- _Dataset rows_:
☆ ☆ ☆
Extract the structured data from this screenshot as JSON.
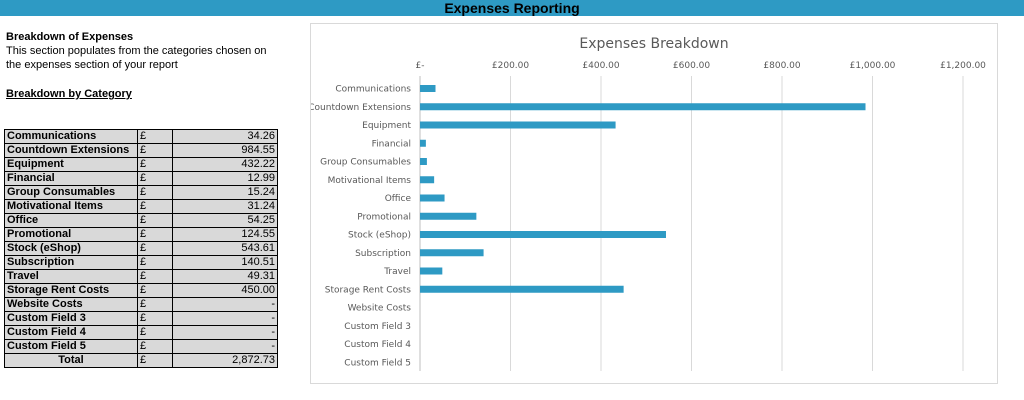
{
  "header": {
    "title": "Expenses Reporting"
  },
  "section": {
    "title": "Breakdown of Expenses",
    "description": "This section populates from the categories chosen on the expenses section of your report",
    "subtitle": "Breakdown by Category"
  },
  "table": {
    "rows": [
      {
        "category": "Communications",
        "currency": "£",
        "amount": "34.26"
      },
      {
        "category": "Countdown Extensions",
        "currency": "£",
        "amount": "984.55"
      },
      {
        "category": "Equipment",
        "currency": "£",
        "amount": "432.22"
      },
      {
        "category": "Financial",
        "currency": "£",
        "amount": "12.99"
      },
      {
        "category": "Group Consumables",
        "currency": "£",
        "amount": "15.24"
      },
      {
        "category": "Motivational Items",
        "currency": "£",
        "amount": "31.24"
      },
      {
        "category": "Office",
        "currency": "£",
        "amount": "54.25"
      },
      {
        "category": "Promotional",
        "currency": "£",
        "amount": "124.55"
      },
      {
        "category": "Stock (eShop)",
        "currency": "£",
        "amount": "543.61"
      },
      {
        "category": "Subscription",
        "currency": "£",
        "amount": "140.51"
      },
      {
        "category": "Travel",
        "currency": "£",
        "amount": "49.31"
      },
      {
        "category": "Storage Rent Costs",
        "currency": "£",
        "amount": "450.00"
      },
      {
        "category": "Website Costs",
        "currency": "£",
        "amount": "-"
      },
      {
        "category": "Custom Field 3",
        "currency": "£",
        "amount": "-"
      },
      {
        "category": "Custom Field 4",
        "currency": "£",
        "amount": "-"
      },
      {
        "category": "Custom Field 5",
        "currency": "£",
        "amount": "-"
      }
    ],
    "total": {
      "label": "Total",
      "currency": "£",
      "amount": "2,872.73"
    }
  },
  "chart_data": {
    "type": "bar",
    "orientation": "horizontal",
    "title": "Expenses Breakdown",
    "categories": [
      "Communications",
      "Countdown Extensions",
      "Equipment",
      "Financial",
      "Group Consumables",
      "Motivational Items",
      "Office",
      "Promotional",
      "Stock (eShop)",
      "Subscription",
      "Travel",
      "Storage Rent Costs",
      "Website Costs",
      "Custom Field 3",
      "Custom Field 4",
      "Custom Field 5"
    ],
    "values": [
      34.26,
      984.55,
      432.22,
      12.99,
      15.24,
      31.24,
      54.25,
      124.55,
      543.61,
      140.51,
      49.31,
      450.0,
      0,
      0,
      0,
      0
    ],
    "xticks": [
      0,
      200,
      400,
      600,
      800,
      1000,
      1200
    ],
    "xtick_labels": [
      "£-",
      "£200.00",
      "£400.00",
      "£600.00",
      "£800.00",
      "£1,000.00",
      "£1,200.00"
    ],
    "xlim": [
      0,
      1200
    ],
    "xaxis_position": "top",
    "grid": true,
    "legend": "none",
    "colors": {
      "bar": "#2e9ac4",
      "grid": "#d9d9d9",
      "title": "#595959",
      "label": "#595959"
    }
  }
}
☆ ☆ ☆
- _The request_:
Return the material word for word. Pictures are not part of the copy.

- _Solution for this problem_:
Extract the structured data from this screenshot as JSON.
{
  "header": {
    "title": "Expenses Reporting"
  },
  "section": {
    "title": "Breakdown of Expenses",
    "description": "This section populates from the categories chosen on the expenses section of your report",
    "subtitle": "Breakdown by Category"
  },
  "table": {
    "rows": [
      {
        "category": "Communications",
        "currency": "£",
        "amount": "34.26"
      },
      {
        "category": "Countdown Extensions",
        "currency": "£",
        "amount": "984.55"
      },
      {
        "category": "Equipment",
        "currency": "£",
        "amount": "432.22"
      },
      {
        "category": "Financial",
        "currency": "£",
        "amount": "12.99"
      },
      {
        "category": "Group Consumables",
        "currency": "£",
        "amount": "15.24"
      },
      {
        "category": "Motivational Items",
        "currency": "£",
        "amount": "31.24"
      },
      {
        "category": "Office",
        "currency": "£",
        "amount": "54.25"
      },
      {
        "category": "Promotional",
        "currency": "£",
        "amount": "124.55"
      },
      {
        "category": "Stock (eShop)",
        "currency": "£",
        "amount": "543.61"
      },
      {
        "category": "Subscription",
        "currency": "£",
        "amount": "140.51"
      },
      {
        "category": "Travel",
        "currency": "£",
        "amount": "49.31"
      },
      {
        "category": "Storage Rent Costs",
        "currency": "£",
        "amount": "450.00"
      },
      {
        "category": "Website Costs",
        "currency": "£",
        "amount": "-"
      },
      {
        "category": "Custom Field 3",
        "currency": "£",
        "amount": "-"
      },
      {
        "category": "Custom Field 4",
        "currency": "£",
        "amount": "-"
      },
      {
        "category": "Custom Field 5",
        "currency": "£",
        "amount": "-"
      }
    ],
    "total": {
      "label": "Total",
      "currency": "£",
      "amount": "2,872.73"
    }
  },
  "chart_data": {
    "type": "bar",
    "orientation": "horizontal",
    "title": "Expenses Breakdown",
    "categories": [
      "Communications",
      "Countdown Extensions",
      "Equipment",
      "Financial",
      "Group Consumables",
      "Motivational Items",
      "Office",
      "Promotional",
      "Stock (eShop)",
      "Subscription",
      "Travel",
      "Storage Rent Costs",
      "Website Costs",
      "Custom Field 3",
      "Custom Field 4",
      "Custom Field 5"
    ],
    "values": [
      34.26,
      984.55,
      432.22,
      12.99,
      15.24,
      31.24,
      54.25,
      124.55,
      543.61,
      140.51,
      49.31,
      450.0,
      0,
      0,
      0,
      0
    ],
    "xticks": [
      0,
      200,
      400,
      600,
      800,
      1000,
      1200
    ],
    "xtick_labels": [
      "£-",
      "£200.00",
      "£400.00",
      "£600.00",
      "£800.00",
      "£1,000.00",
      "£1,200.00"
    ],
    "xlim": [
      0,
      1200
    ],
    "xaxis_position": "top",
    "grid": true,
    "legend": "none",
    "colors": {
      "bar": "#2e9ac4",
      "grid": "#d9d9d9",
      "title": "#595959",
      "label": "#595959"
    }
  }
}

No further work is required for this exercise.